__TASK TO CARRY OUT__: Extract from the listing each line in which the word "this" appears.

====== DATA LISTING ======

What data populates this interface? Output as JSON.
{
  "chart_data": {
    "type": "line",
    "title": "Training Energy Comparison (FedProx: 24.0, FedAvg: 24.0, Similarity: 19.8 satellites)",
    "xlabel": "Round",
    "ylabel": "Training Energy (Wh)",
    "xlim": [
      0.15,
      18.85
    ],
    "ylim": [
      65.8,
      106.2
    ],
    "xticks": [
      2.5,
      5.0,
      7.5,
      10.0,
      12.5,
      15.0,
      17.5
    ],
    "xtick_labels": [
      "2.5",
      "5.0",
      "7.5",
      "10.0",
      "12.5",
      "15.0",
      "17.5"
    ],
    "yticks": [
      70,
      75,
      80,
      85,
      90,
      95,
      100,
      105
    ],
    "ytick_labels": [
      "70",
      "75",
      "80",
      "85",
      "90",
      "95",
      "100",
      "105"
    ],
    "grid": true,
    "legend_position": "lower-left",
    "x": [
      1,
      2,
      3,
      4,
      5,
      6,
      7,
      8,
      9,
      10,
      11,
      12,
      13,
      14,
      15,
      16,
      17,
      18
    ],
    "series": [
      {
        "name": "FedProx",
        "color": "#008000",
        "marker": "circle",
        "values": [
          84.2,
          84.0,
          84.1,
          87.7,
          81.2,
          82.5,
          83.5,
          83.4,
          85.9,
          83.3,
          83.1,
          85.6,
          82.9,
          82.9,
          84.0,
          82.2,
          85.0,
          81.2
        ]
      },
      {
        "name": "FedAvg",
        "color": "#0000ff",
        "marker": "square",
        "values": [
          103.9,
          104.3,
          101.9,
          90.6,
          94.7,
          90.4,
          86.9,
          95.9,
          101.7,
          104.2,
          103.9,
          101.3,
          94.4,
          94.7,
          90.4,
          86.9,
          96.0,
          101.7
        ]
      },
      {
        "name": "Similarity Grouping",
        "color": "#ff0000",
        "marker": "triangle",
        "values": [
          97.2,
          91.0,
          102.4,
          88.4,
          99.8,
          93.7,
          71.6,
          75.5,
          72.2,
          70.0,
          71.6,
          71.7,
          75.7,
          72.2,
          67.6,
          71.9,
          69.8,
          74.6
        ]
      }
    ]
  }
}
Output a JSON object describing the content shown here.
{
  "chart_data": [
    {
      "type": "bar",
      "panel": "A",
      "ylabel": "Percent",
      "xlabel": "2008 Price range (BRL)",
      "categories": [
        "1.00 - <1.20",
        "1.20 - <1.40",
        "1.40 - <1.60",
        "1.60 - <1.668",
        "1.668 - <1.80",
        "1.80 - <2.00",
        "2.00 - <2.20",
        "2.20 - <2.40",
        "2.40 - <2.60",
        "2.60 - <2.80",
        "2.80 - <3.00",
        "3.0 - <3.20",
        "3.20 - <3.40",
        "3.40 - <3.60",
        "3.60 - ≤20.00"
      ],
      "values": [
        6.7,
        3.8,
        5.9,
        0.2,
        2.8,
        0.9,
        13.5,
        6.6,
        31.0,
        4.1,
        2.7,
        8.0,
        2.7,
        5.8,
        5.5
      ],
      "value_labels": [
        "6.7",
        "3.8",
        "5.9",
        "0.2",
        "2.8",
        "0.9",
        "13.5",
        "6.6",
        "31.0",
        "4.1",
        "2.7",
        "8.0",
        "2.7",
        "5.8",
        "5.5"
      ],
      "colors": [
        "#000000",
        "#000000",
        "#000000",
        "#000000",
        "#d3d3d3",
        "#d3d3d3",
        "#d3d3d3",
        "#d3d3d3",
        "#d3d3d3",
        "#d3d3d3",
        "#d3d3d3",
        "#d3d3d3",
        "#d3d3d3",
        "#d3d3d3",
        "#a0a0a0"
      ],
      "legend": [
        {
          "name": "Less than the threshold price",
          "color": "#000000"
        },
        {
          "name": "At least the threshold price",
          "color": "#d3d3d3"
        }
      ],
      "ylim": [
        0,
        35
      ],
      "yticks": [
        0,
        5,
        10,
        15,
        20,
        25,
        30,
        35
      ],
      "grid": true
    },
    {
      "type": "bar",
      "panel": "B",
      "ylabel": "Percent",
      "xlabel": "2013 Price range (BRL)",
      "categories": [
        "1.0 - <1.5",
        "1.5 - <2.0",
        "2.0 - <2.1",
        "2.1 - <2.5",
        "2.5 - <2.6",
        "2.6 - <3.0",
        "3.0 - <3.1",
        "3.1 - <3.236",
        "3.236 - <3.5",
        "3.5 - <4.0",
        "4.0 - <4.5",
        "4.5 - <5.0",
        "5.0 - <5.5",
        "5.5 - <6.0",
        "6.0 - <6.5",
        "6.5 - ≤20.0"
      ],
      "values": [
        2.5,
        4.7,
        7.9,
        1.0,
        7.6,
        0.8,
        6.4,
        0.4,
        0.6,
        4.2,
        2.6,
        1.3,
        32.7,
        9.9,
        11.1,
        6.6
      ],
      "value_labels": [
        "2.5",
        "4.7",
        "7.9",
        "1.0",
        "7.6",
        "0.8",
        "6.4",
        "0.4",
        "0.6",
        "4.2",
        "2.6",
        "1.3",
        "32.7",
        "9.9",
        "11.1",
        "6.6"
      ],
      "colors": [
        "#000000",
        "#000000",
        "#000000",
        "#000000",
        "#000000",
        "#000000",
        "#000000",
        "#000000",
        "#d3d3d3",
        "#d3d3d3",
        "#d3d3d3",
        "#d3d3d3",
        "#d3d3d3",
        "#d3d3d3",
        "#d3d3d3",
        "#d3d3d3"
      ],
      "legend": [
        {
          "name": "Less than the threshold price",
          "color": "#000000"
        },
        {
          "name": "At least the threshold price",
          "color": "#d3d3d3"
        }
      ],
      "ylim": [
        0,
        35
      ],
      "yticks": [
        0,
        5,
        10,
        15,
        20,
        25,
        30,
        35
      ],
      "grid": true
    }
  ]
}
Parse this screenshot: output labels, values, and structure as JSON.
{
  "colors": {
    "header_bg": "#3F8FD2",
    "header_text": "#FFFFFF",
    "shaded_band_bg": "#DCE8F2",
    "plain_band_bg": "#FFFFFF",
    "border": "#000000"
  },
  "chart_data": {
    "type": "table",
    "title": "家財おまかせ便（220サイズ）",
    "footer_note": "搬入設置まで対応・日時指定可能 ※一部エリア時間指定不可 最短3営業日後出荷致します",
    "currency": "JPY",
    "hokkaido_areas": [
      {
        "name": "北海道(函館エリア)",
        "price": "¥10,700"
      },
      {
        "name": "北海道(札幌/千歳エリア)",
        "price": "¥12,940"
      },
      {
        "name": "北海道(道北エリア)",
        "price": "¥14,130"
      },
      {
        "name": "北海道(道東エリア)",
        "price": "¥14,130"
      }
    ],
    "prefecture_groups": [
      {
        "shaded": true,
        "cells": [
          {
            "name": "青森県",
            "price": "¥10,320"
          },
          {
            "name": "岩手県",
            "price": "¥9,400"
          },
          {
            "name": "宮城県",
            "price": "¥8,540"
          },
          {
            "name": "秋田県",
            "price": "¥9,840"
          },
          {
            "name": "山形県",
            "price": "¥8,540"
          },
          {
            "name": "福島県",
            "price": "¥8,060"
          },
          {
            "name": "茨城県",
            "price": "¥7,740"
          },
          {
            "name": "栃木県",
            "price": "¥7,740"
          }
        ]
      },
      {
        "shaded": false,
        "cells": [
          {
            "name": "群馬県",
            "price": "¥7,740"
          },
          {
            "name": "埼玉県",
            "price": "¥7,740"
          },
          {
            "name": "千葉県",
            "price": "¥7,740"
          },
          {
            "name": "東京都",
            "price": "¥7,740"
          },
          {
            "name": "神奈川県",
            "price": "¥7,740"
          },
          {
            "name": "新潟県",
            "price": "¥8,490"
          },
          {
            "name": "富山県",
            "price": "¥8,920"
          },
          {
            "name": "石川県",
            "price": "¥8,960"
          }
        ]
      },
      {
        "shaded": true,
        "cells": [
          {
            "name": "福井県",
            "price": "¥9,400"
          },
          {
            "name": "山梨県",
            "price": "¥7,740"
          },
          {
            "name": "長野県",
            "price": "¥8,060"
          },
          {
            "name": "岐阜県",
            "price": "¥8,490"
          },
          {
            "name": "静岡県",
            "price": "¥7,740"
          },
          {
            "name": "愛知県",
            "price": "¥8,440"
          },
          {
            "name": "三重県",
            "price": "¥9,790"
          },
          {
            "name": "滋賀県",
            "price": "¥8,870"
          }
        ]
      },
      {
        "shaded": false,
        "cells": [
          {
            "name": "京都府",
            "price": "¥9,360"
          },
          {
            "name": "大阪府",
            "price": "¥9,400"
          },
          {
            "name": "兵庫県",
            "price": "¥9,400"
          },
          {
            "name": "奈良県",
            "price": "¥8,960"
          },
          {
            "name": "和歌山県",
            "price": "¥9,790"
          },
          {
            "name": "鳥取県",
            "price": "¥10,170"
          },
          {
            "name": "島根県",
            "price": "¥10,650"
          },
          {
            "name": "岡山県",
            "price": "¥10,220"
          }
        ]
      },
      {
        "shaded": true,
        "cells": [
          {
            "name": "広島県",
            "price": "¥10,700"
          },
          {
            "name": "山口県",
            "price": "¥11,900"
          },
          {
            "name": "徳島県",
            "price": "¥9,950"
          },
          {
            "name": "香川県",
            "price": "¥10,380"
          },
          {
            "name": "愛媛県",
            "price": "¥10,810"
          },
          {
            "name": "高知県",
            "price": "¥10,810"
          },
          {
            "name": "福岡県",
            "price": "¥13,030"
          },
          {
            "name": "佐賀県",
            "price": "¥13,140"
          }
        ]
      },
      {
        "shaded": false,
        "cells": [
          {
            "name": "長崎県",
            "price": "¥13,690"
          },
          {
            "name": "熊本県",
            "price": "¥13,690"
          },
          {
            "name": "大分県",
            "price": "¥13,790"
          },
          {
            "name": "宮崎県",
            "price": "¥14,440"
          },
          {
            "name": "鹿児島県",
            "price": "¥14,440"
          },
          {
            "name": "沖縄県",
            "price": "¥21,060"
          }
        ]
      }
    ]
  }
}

======

__PROBLEM SOLUTION__:
What data populates this interface? Output as JSON.
Parse this screenshot: output labels, values, and structure as JSON.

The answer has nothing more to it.